SHORT PROBLEM » Your answer should be one number: the count of lines in these entries that hold the word "населению".

MATERIAL PROVIDED »
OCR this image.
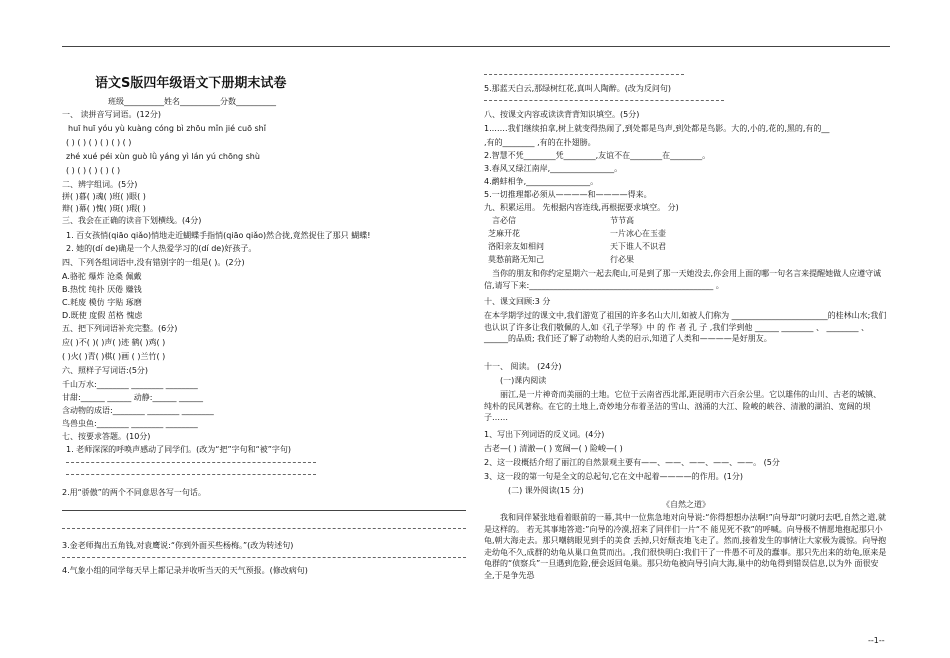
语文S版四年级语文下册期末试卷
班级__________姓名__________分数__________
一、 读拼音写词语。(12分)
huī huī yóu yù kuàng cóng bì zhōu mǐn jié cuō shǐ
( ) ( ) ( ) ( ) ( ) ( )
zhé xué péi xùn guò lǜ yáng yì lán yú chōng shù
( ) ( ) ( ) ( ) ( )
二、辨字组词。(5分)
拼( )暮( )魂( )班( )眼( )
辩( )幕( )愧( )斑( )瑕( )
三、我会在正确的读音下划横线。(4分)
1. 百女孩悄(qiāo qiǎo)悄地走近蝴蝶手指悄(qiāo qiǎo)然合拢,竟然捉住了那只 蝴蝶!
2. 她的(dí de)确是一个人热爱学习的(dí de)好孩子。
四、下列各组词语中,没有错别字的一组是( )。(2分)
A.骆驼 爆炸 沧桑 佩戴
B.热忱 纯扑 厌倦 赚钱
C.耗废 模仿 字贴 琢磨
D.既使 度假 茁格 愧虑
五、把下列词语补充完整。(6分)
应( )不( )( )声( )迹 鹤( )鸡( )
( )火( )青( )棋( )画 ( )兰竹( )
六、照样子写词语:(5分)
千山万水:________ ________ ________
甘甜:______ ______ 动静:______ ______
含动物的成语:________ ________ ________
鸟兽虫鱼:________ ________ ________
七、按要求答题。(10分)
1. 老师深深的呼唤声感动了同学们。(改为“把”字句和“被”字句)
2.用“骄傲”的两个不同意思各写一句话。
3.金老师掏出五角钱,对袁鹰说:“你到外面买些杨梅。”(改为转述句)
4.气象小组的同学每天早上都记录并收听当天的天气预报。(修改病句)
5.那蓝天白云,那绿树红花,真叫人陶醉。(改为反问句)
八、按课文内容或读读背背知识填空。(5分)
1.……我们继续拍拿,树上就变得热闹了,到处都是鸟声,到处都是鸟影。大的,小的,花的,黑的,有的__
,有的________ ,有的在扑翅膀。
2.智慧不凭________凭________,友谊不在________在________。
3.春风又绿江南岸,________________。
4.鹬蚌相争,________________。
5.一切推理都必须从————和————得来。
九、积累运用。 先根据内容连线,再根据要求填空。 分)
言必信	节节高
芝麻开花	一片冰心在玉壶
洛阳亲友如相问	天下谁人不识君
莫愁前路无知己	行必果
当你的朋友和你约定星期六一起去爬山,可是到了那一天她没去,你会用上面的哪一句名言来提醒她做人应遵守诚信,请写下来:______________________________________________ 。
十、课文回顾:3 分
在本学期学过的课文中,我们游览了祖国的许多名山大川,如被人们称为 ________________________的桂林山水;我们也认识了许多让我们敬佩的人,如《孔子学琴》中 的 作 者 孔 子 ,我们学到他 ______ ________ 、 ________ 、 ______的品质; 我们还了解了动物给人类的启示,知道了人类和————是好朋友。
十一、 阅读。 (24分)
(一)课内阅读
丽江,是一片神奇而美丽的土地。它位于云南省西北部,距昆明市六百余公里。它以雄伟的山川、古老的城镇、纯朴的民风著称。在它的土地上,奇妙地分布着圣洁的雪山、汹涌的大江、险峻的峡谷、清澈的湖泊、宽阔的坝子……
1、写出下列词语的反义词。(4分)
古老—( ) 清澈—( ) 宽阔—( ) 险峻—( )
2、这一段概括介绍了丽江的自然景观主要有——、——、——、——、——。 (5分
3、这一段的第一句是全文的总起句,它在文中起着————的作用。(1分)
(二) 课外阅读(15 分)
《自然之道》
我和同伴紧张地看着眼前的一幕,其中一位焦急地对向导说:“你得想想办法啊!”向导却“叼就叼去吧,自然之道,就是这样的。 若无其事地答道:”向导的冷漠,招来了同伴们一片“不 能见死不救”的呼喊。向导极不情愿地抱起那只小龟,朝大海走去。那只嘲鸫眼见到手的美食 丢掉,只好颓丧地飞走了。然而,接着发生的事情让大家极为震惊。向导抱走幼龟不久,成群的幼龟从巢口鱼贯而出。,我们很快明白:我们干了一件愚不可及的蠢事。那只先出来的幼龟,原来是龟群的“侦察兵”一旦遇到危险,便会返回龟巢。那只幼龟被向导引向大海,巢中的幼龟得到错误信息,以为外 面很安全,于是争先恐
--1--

* * *

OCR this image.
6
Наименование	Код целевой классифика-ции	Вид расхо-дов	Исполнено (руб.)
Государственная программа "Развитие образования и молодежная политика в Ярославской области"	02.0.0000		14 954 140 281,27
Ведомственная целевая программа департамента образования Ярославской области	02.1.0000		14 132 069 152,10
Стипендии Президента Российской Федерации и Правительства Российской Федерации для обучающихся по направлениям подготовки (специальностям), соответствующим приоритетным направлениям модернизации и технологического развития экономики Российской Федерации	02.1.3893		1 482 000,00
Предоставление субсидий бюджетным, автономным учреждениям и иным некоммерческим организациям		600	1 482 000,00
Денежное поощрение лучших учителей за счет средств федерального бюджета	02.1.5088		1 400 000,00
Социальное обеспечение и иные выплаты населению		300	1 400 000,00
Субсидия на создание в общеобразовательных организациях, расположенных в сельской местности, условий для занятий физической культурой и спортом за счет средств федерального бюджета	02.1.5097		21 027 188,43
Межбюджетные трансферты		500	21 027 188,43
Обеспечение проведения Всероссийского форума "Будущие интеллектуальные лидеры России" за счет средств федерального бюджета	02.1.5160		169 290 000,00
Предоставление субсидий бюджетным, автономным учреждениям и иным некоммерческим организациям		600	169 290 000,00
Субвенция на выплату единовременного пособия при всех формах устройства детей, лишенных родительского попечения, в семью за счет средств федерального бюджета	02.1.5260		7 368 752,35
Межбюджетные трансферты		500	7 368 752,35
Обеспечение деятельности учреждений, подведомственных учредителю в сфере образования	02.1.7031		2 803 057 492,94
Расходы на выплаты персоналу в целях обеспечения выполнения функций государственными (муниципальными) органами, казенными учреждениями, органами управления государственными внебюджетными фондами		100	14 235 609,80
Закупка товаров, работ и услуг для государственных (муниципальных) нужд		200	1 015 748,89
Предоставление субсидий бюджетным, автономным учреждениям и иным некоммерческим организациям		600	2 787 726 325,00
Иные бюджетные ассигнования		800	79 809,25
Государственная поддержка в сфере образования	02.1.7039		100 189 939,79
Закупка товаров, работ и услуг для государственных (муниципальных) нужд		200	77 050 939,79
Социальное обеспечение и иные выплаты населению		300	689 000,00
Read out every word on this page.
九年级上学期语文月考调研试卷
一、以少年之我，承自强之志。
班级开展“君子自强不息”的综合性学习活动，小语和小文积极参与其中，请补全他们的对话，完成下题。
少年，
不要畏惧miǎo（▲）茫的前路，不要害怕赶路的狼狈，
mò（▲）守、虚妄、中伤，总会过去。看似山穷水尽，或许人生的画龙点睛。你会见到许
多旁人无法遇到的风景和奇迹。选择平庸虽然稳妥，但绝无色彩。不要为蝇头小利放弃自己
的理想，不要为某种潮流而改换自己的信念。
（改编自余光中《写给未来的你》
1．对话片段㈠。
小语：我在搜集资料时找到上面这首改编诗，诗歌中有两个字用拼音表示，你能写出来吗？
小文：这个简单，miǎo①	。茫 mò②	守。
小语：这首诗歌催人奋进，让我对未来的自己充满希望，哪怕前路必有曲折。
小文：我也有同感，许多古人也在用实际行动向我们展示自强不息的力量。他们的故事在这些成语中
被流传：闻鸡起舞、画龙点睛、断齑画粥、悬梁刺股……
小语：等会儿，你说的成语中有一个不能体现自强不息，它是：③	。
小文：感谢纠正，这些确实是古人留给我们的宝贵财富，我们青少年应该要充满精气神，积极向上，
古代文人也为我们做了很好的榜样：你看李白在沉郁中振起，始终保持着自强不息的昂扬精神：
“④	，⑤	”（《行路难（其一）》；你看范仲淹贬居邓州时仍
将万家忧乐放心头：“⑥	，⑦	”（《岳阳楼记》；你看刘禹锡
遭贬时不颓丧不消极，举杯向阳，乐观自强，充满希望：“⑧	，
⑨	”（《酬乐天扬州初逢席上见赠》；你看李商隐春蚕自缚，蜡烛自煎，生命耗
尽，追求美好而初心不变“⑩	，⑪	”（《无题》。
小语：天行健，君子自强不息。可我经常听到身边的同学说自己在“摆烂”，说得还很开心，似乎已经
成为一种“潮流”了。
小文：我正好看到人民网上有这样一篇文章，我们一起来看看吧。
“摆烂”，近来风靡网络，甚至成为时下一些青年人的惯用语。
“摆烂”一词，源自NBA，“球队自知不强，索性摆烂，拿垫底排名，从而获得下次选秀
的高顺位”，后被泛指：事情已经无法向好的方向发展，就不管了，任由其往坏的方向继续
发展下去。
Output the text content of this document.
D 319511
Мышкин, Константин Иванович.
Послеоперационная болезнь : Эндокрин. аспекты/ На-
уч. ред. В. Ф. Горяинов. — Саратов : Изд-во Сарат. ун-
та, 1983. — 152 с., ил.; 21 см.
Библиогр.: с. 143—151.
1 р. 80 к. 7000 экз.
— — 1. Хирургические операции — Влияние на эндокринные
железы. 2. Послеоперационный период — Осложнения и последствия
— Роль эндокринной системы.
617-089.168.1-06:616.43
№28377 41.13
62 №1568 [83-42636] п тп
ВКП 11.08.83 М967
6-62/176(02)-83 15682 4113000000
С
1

==

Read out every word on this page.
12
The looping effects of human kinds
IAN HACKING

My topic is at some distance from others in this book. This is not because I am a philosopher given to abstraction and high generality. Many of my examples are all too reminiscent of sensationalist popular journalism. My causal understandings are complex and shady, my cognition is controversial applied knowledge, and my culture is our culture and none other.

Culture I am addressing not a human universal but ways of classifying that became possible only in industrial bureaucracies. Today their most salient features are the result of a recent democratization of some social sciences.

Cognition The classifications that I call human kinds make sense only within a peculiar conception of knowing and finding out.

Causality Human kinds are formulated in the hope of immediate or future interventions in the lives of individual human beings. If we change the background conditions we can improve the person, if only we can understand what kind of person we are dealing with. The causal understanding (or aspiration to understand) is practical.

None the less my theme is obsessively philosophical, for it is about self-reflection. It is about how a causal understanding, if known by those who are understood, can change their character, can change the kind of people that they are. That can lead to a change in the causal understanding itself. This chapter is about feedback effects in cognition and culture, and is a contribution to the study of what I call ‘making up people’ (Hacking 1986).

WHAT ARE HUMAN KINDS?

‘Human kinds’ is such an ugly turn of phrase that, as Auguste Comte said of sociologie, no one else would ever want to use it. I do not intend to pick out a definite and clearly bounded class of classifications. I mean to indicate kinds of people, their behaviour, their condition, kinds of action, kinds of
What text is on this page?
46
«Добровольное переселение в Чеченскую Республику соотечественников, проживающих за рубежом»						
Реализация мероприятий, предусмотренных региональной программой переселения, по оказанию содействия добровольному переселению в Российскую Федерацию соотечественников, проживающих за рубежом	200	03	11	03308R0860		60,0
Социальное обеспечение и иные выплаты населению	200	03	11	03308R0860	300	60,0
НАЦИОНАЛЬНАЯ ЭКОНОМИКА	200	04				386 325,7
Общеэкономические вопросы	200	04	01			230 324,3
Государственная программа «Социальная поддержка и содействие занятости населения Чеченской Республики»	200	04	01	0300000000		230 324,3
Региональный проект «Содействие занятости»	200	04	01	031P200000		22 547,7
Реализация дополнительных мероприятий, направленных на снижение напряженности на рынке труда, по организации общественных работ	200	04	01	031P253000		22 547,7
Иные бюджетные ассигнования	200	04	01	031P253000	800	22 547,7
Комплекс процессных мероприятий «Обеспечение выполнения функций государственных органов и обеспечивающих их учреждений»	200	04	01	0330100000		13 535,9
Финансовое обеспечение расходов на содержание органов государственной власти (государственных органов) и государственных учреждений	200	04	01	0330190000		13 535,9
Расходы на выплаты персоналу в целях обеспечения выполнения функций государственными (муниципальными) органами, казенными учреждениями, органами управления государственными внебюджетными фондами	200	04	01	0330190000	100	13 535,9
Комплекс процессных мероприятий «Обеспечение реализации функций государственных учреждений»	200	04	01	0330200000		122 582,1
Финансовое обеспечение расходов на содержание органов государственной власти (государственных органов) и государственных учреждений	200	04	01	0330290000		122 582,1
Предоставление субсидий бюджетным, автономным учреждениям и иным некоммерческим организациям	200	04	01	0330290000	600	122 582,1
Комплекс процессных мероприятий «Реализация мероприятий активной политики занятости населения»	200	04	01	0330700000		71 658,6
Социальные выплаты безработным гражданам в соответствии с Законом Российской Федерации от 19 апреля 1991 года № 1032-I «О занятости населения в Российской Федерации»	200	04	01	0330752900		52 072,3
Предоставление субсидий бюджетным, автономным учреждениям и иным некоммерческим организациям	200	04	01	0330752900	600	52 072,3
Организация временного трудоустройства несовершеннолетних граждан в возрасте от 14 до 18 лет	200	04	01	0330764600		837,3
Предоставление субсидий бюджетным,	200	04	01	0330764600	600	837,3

WRITTEN SOLUTION » 3